REQUIRED WORK:
Give the count of lines holding the string "name" and nothing else.

─── SUPPLIED DATA ───

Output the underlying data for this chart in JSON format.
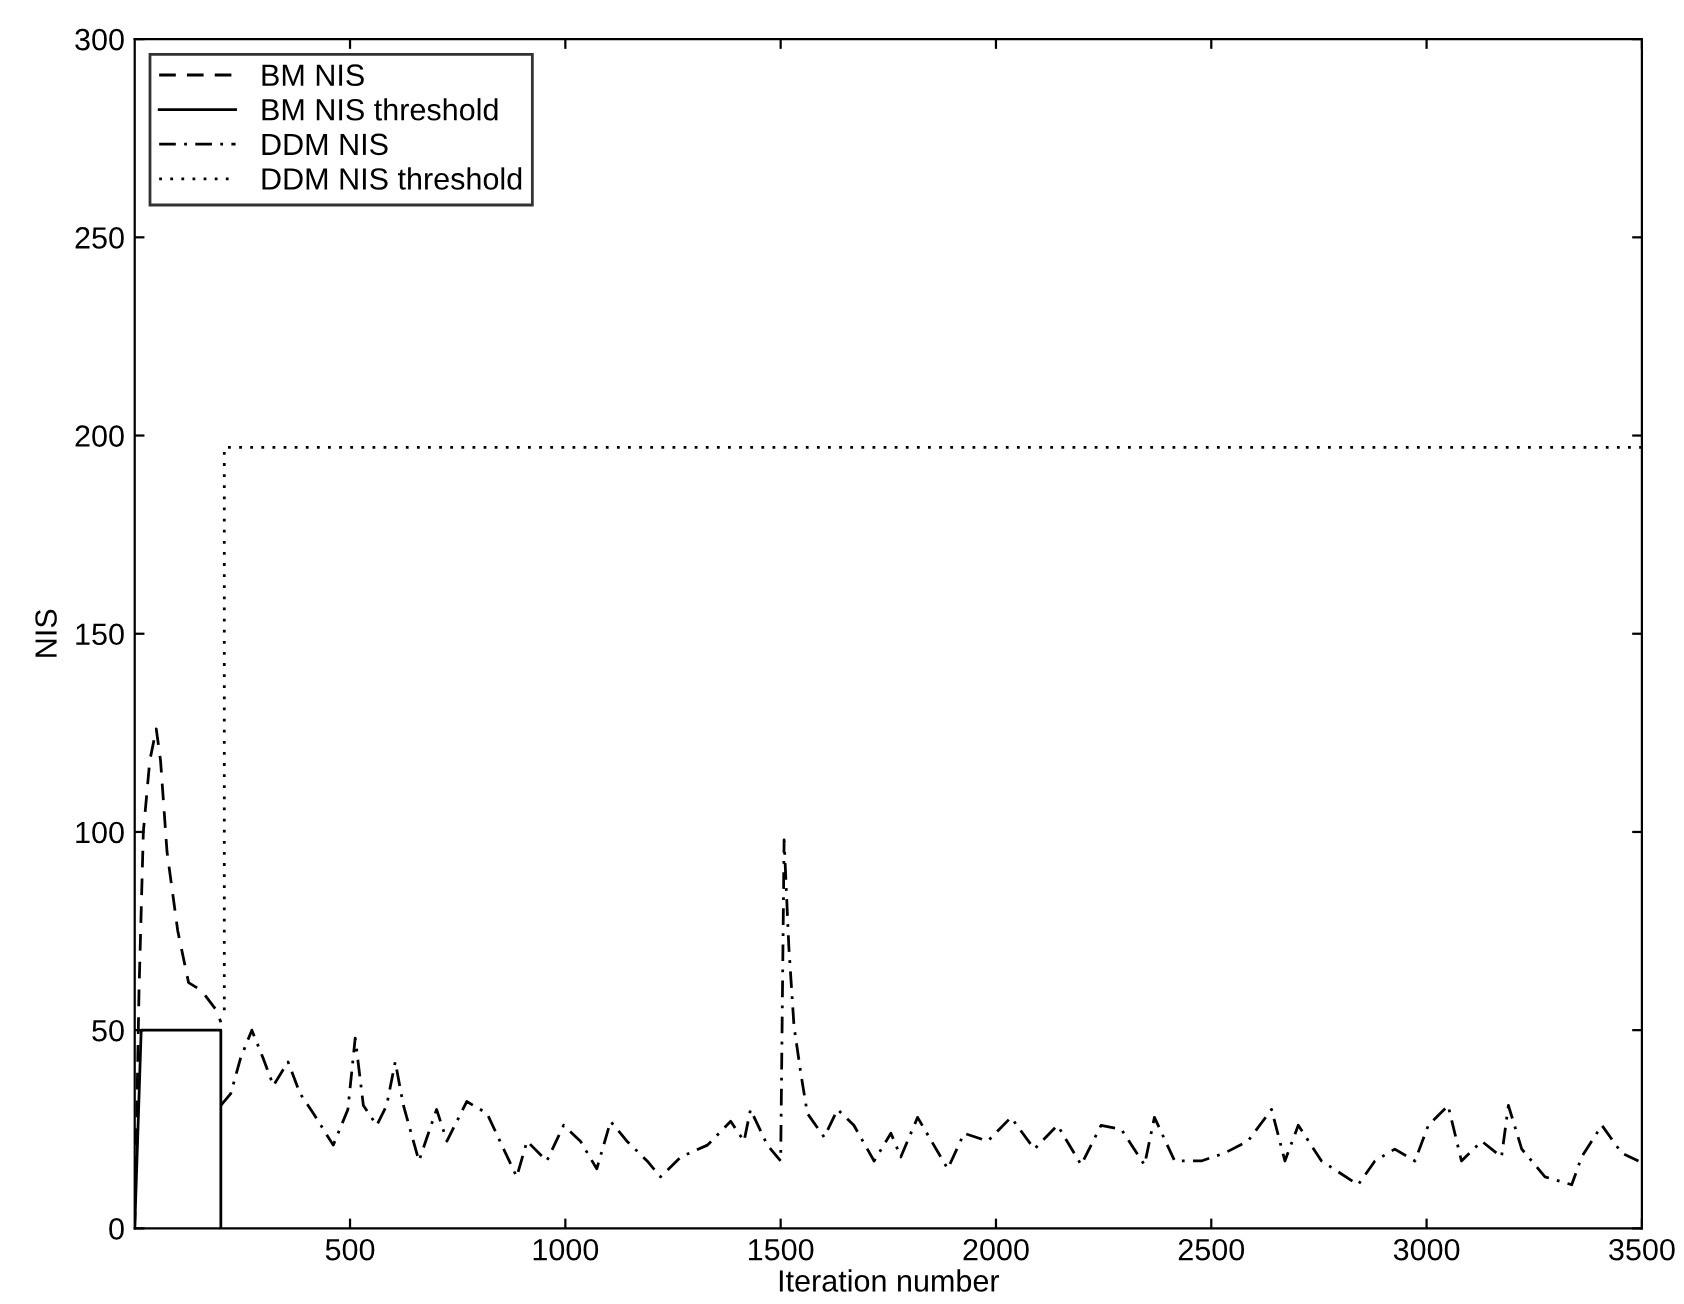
{
  "chart_data": {
    "type": "line",
    "xlabel": "Iteration number",
    "ylabel": "NIS",
    "xlim": [
      0,
      3500
    ],
    "ylim": [
      0,
      300
    ],
    "xticks": [
      500,
      1000,
      1500,
      2000,
      2500,
      3000,
      3500
    ],
    "yticks": [
      0,
      50,
      100,
      150,
      200,
      250,
      300
    ],
    "grid": false,
    "legend": "top left",
    "series": [
      {
        "name": "BM NIS",
        "color": "#000000",
        "line_style": "dashed",
        "x": [
          0,
          10,
          20,
          35,
          50,
          60,
          75,
          100,
          125,
          155,
          190,
          200
        ],
        "values": [
          0,
          60,
          100,
          118,
          126,
          118,
          95,
          75,
          62,
          60,
          55,
          52
        ]
      },
      {
        "name": "BM NIS threshold",
        "color": "#000000",
        "line_style": "solid",
        "x": [
          0,
          15,
          200,
          200
        ],
        "values": [
          0,
          50,
          50,
          0
        ]
      },
      {
        "name": "DDM NIS",
        "color": "#000000",
        "line_style": "dashdot",
        "x": [
          200,
          223,
          246,
          272,
          298,
          322,
          356,
          384,
          415,
          461,
          495,
          512,
          531,
          562,
          585,
          605,
          624,
          660,
          701,
          725,
          771,
          818,
          887,
          911,
          957,
          996,
          1035,
          1073,
          1105,
          1143,
          1190,
          1221,
          1268,
          1330,
          1384,
          1415,
          1430,
          1469,
          1500,
          1508,
          1519,
          1531,
          1547,
          1562,
          1601,
          1632,
          1670,
          1717,
          1756,
          1779,
          1818,
          1888,
          1926,
          1981,
          2035,
          2089,
          2143,
          2198,
          2244,
          2291,
          2345,
          2368,
          2415,
          2477,
          2531,
          2585,
          2640,
          2671,
          2702,
          2756,
          2841,
          2880,
          2926,
          2973,
          3004,
          3050,
          3081,
          3128,
          3174,
          3190,
          3221,
          3275,
          3337,
          3360,
          3407,
          3453,
          3492
        ],
        "values": [
          31,
          34,
          43,
          50,
          43,
          36,
          42,
          34,
          29,
          21,
          30,
          48,
          31,
          26,
          31,
          42,
          31,
          17,
          30,
          22,
          32,
          29,
          13,
          22,
          17,
          26,
          22,
          15,
          27,
          22,
          17,
          13,
          18,
          21,
          27,
          22,
          30,
          21,
          17,
          98,
          71,
          51,
          39,
          29,
          23,
          30,
          26,
          17,
          24,
          18,
          28,
          15,
          24,
          22,
          28,
          20,
          26,
          16,
          26,
          25,
          16,
          28,
          17,
          17,
          19,
          22,
          30,
          17,
          26,
          17,
          11,
          17,
          20,
          17,
          26,
          31,
          17,
          22,
          18,
          31,
          20,
          13,
          11,
          18,
          26,
          19,
          17
        ]
      },
      {
        "name": "DDM NIS threshold",
        "color": "#000000",
        "line_style": "dotted",
        "x": [
          208,
          208,
          3500
        ],
        "values": [
          55,
          197,
          197
        ]
      }
    ]
  }
}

───

EXPECTED OUTPUT:
4